Exercise:
The records below hold pictures; please leave those out and retype the rest exactly.
+++ Material
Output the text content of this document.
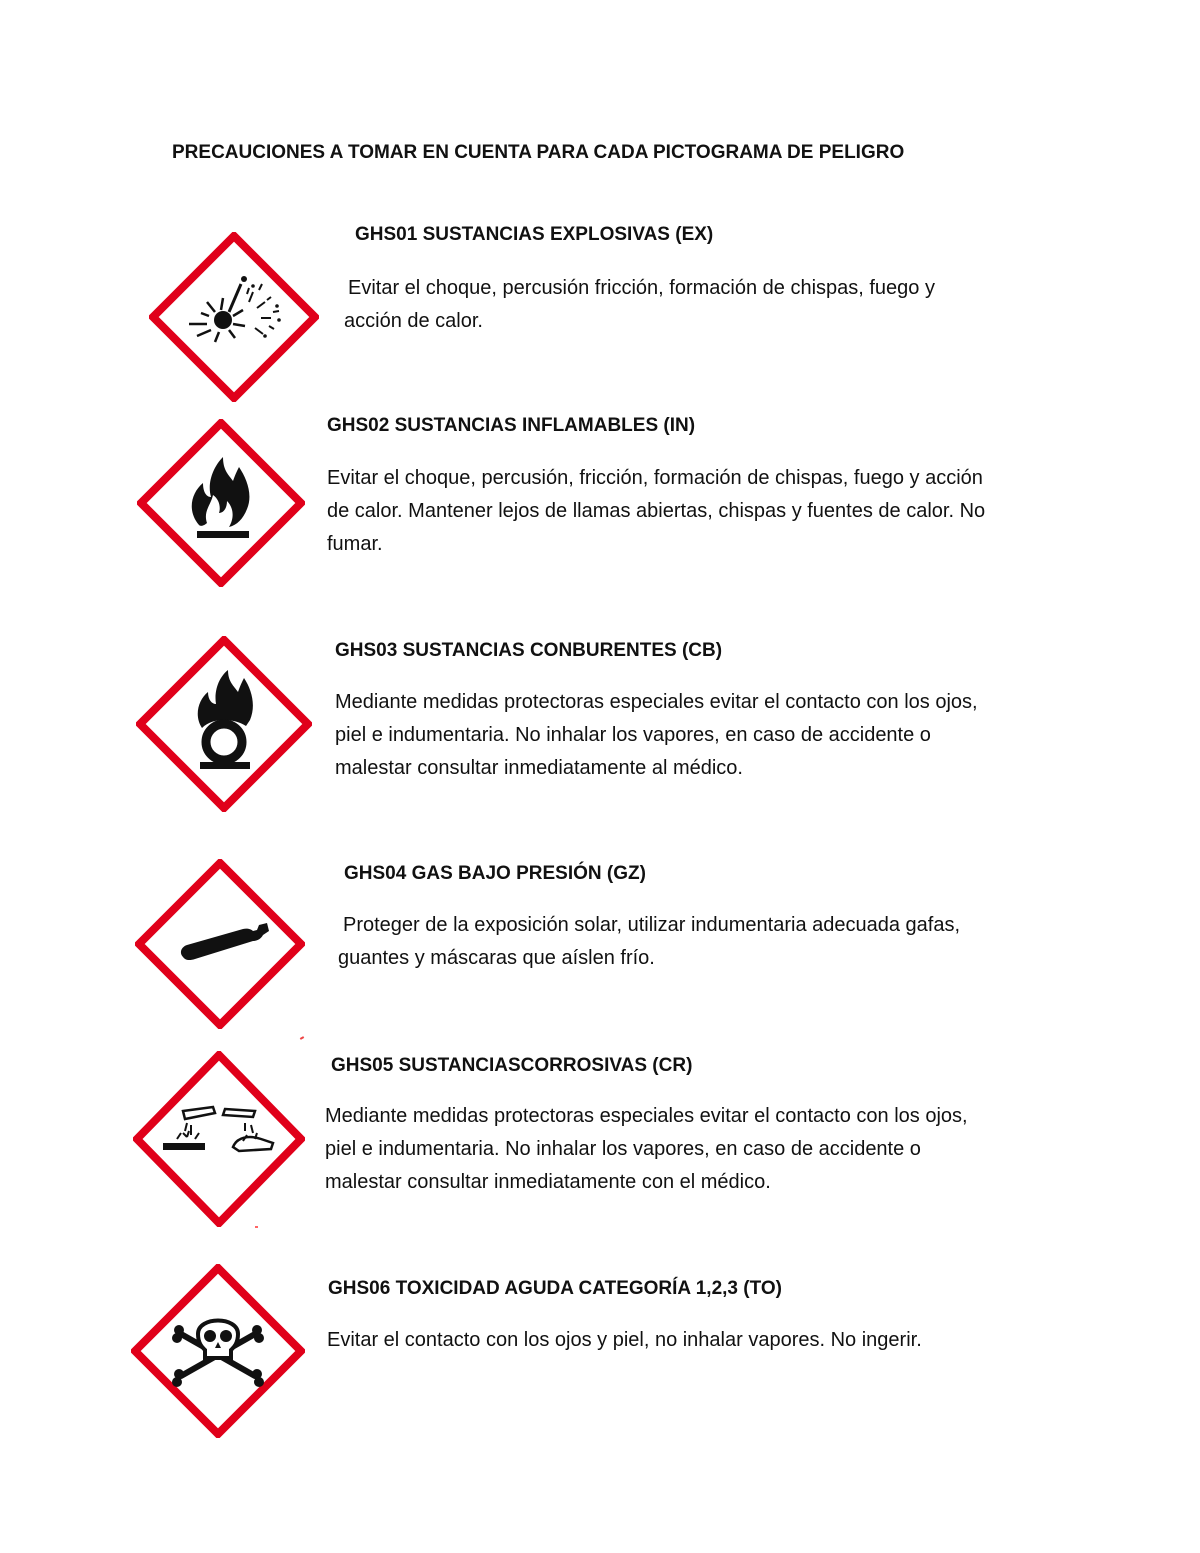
PRECAUCIONES A TOMAR EN CUENTA PARA CADA PICTOGRAMA DE PELIGRO
GHS01 SUSTANCIAS EXPLOSIVAS (EX)

Evitar el choque, percusión fricción, formación de chispas, fuego y

acción de calor.

GHS02 SUSTANCIAS INFLAMABLES (IN)

Evitar el choque, percusión, fricción, formación de chispas, fuego y acción

de calor. Mantener lejos de llamas abiertas, chispas y fuentes de calor. No

fumar.

GHS03 SUSTANCIAS CONBURENTES (CB)

Mediante medidas protectoras especiales evitar el contacto con los ojos,

piel e indumentaria. No inhalar los vapores, en caso de accidente o

malestar consultar inmediatamente al médico.

GHS04 GAS BAJO PRESIÓN (GZ)

Proteger de la exposición solar, utilizar indumentaria adecuada gafas,

guantes y máscaras que aíslen frío.

GHS05 SUSTANCIASCORROSIVAS (CR)

Mediante medidas protectoras especiales evitar el contacto con los ojos,

piel e indumentaria. No inhalar los vapores, en caso de accidente o

malestar consultar inmediatamente con el médico.

GHS06 TOXICIDAD AGUDA CATEGORÍA 1,2,3 (TO)

Evitar el contacto con los ojos y piel, no inhalar vapores. No ingerir.
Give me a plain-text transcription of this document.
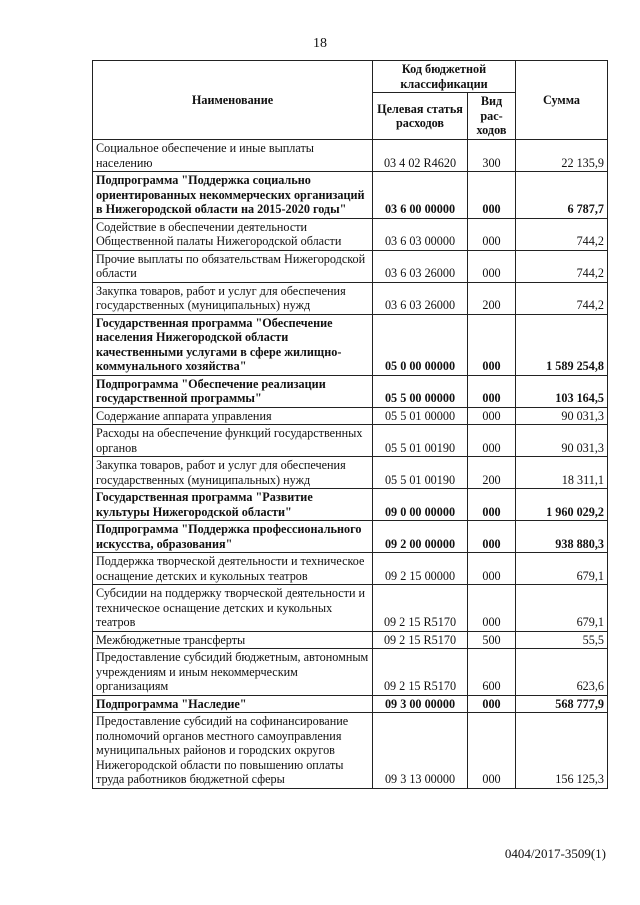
18
Наименование	Код бюджетной классификации		Сумма
	Целевая статья расходов	Вид рас-ходов	
Социальное обеспечение и иные выплаты населению	03 4 02 R4620	300	22 135,9
Подпрограмма "Поддержка социально ориентированных некоммерческих организаций в Нижегородской области на 2015-2020 годы"	03 6 00 00000	000	6 787,7
Содействие в обеспечении деятельности Общественной палаты Нижегородской области	03 6 03 00000	000	744,2
Прочие выплаты по обязательствам Нижегородской области	03 6 03 26000	000	744,2
Закупка товаров, работ и услуг для обеспечения государственных (муниципальных) нужд	03 6 03 26000	200	744,2
Государственная программа "Обеспечение населения Нижегородской области качественными услугами в сфере жилищно-коммунального хозяйства"	05 0 00 00000	000	1 589 254,8
Подпрограмма "Обеспечение реализации государственной программы"	05 5 00 00000	000	103 164,5
Содержание аппарата управления	05 5 01 00000	000	90 031,3
Расходы на обеспечение функций государственных органов	05 5 01 00190	000	90 031,3
Закупка товаров, работ и услуг для обеспечения государственных (муниципальных) нужд	05 5 01 00190	200	18 311,1
Государственная программа "Развитие культуры Нижегородской области"	09 0 00 00000	000	1 960 029,2
Подпрограмма "Поддержка профессионального искусства, образования"	09 2 00 00000	000	938 880,3
Поддержка творческой деятельности и техническое оснащение детских и кукольных театров	09 2 15 00000	000	679,1
Субсидии на поддержку творческой деятельности и техническое оснащение детских и кукольных театров	09 2 15 R5170	000	679,1
Межбюджетные трансферты	09 2 15 R5170	500	55,5
Предоставление субсидий бюджетным, автономным учреждениям и иным некоммерческим организациям	09 2 15 R5170	600	623,6
Подпрограмма "Наследие"	09 3 00 00000	000	568 777,9
Предоставление субсидий на софинансирование полномочий органов местного самоуправления муниципальных районов и городских округов Нижегородской области по повышению оплаты труда работников бюджетной сферы	09 3 13 00000	000	156 125,3
0404/2017-3509(1)
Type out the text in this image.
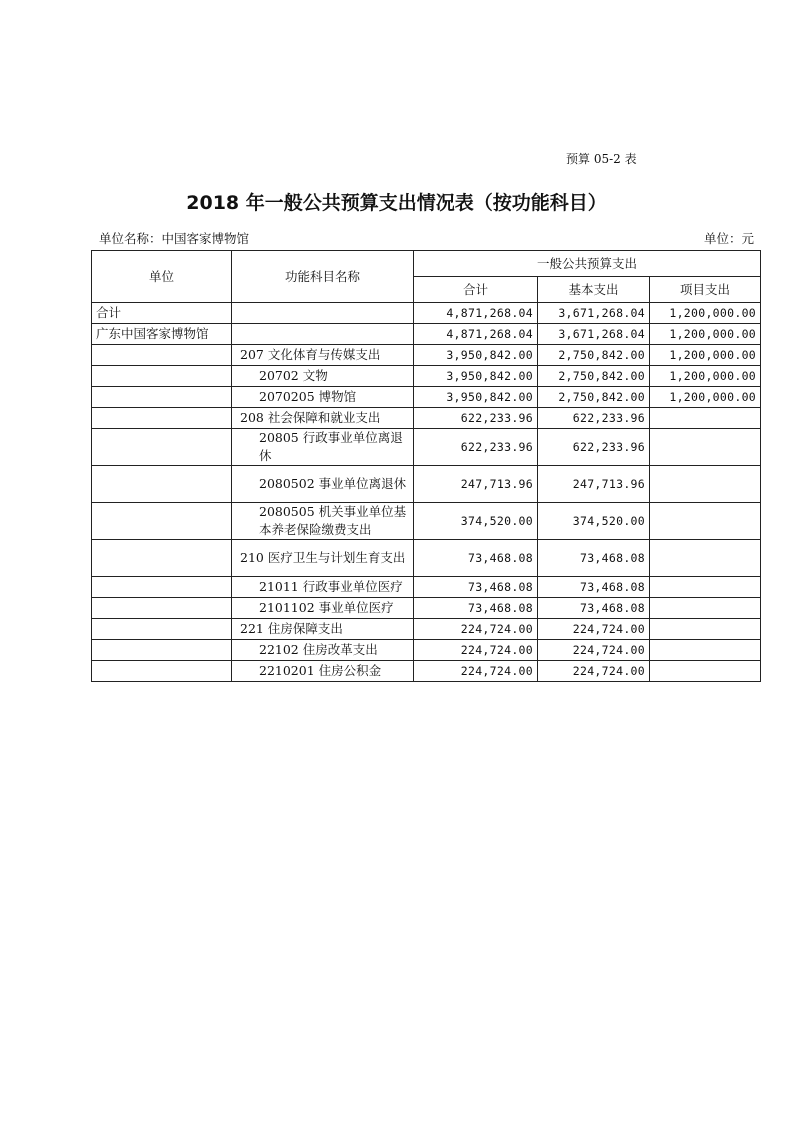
预算 05-2 表
2018 年一般公共预算支出情况表（按功能科目）
单位名称：中国客家博物馆	单位：元
单位	功能科目名称	一般公共预算支出		
		合计	基本支出	项目支出
合计		4,871,268.04	3,671,268.04	1,200,000.00
广东中国客家博物馆		4,871,268.04	3,671,268.04	1,200,000.00
	207 文化体育与传媒支出	3,950,842.00	2,750,842.00	1,200,000.00
	20702 文物	3,950,842.00	2,750,842.00	1,200,000.00
	2070205 博物馆	3,950,842.00	2,750,842.00	1,200,000.00
	208 社会保障和就业支出	622,233.96	622,233.96	
	20805 行政事业单位离退休	622,233.96	622,233.96	
	2080502 事业单位离退休	247,713.96	247,713.96	
	2080505 机关事业单位基本养老保险缴费支出	374,520.00	374,520.00	
	210 医疗卫生与计划生育支出	73,468.08	73,468.08	
	21011 行政事业单位医疗	73,468.08	73,468.08	
	2101102 事业单位医疗	73,468.08	73,468.08	
	221 住房保障支出	224,724.00	224,724.00	
	22102 住房改革支出	224,724.00	224,724.00	
	2210201 住房公积金	224,724.00	224,724.00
++++++
Output for this task:
Output the text content of this document.
PRECAUCIONES A TOMAR EN CUENTA PARA CADA PICTOGRAMA DE PELIGRO
GHS01 SUSTANCIAS EXPLOSIVAS (EX)

Evitar el choque, percusión fricción, formación de chispas, fuego y

acción de calor.

GHS02 SUSTANCIAS INFLAMABLES (IN)

Evitar el choque, percusión, fricción, formación de chispas, fuego y acción

de calor. Mantener lejos de llamas abiertas, chispas y fuentes de calor. No

fumar.

GHS03 SUSTANCIAS CONBURENTES (CB)

Mediante medidas protectoras especiales evitar el contacto con los ojos,

piel e indumentaria. No inhalar los vapores, en caso de accidente o

malestar consultar inmediatamente al médico.

GHS04 GAS BAJO PRESIÓN (GZ)

Proteger de la exposición solar, utilizar indumentaria adecuada gafas,

guantes y máscaras que aíslen frío.

GHS05 SUSTANCIASCORROSIVAS (CR)

Mediante medidas protectoras especiales evitar el contacto con los ojos,

piel e indumentaria. No inhalar los vapores, en caso de accidente o

malestar consultar inmediatamente con el médico.

GHS06 TOXICIDAD AGUDA CATEGORÍA 1,2,3 (TO)

Evitar el contacto con los ojos y piel, no inhalar vapores. No ingerir.
Give me a plain-text transcription of this document.
18
Наименование	Код бюджетной классификации		Сумма
	Целевая статья расходов	Вид рас-ходов	
Социальное обеспечение и иные выплаты населению	03 4 02 R4620	300	22 135,9
Подпрограмма "Поддержка социально ориентированных некоммерческих организаций в Нижегородской области на 2015-2020 годы"	03 6 00 00000	000	6 787,7
Содействие в обеспечении деятельности Общественной палаты Нижегородской области	03 6 03 00000	000	744,2
Прочие выплаты по обязательствам Нижегородской области	03 6 03 26000	000	744,2
Закупка товаров, работ и услуг для обеспечения государственных (муниципальных) нужд	03 6 03 26000	200	744,2
Государственная программа "Обеспечение населения Нижегородской области качественными услугами в сфере жилищно-коммунального хозяйства"	05 0 00 00000	000	1 589 254,8
Подпрограмма "Обеспечение реализации государственной программы"	05 5 00 00000	000	103 164,5
Содержание аппарата управления	05 5 01 00000	000	90 031,3
Расходы на обеспечение функций государственных органов	05 5 01 00190	000	90 031,3
Закупка товаров, работ и услуг для обеспечения государственных (муниципальных) нужд	05 5 01 00190	200	18 311,1
Государственная программа "Развитие культуры Нижегородской области"	09 0 00 00000	000	1 960 029,2
Подпрограмма "Поддержка профессионального искусства, образования"	09 2 00 00000	000	938 880,3
Поддержка творческой деятельности и техническое оснащение детских и кукольных театров	09 2 15 00000	000	679,1
Субсидии на поддержку творческой деятельности и техническое оснащение детских и кукольных театров	09 2 15 R5170	000	679,1
Межбюджетные трансферты	09 2 15 R5170	500	55,5
Предоставление субсидий бюджетным, автономным учреждениям и иным некоммерческим организациям	09 2 15 R5170	600	623,6
Подпрограмма "Наследие"	09 3 00 00000	000	568 777,9
Предоставление субсидий на софинансирование полномочий органов местного самоуправления муниципальных районов и городских округов Нижегородской области по повышению оплаты труда работников бюджетной сферы	09 3 13 00000	000	156 125,3
0404/2017-3509(1)
Type out the text in this image.
预算 05-2 表
2018 年一般公共预算支出情况表（按功能科目）
单位名称：中国客家博物馆	单位：元
单位	功能科目名称	一般公共预算支出		
		合计	基本支出	项目支出
合计		4,871,268.04	3,671,268.04	1,200,000.00
广东中国客家博物馆		4,871,268.04	3,671,268.04	1,200,000.00
	207 文化体育与传媒支出	3,950,842.00	2,750,842.00	1,200,000.00
	20702 文物	3,950,842.00	2,750,842.00	1,200,000.00
	2070205 博物馆	3,950,842.00	2,750,842.00	1,200,000.00
	208 社会保障和就业支出	622,233.96	622,233.96	
	20805 行政事业单位离退休	622,233.96	622,233.96	
	2080502 事业单位离退休	247,713.96	247,713.96	
	2080505 机关事业单位基本养老保险缴费支出	374,520.00	374,520.00	
	210 医疗卫生与计划生育支出	73,468.08	73,468.08	
	21011 行政事业单位医疗	73,468.08	73,468.08	
	2101102 事业单位医疗	73,468.08	73,468.08	
	221 住房保障支出	224,724.00	224,724.00	
	22102 住房改革支出	224,724.00	224,724.00	
	2210201 住房公积金	224,724.00	224,724.00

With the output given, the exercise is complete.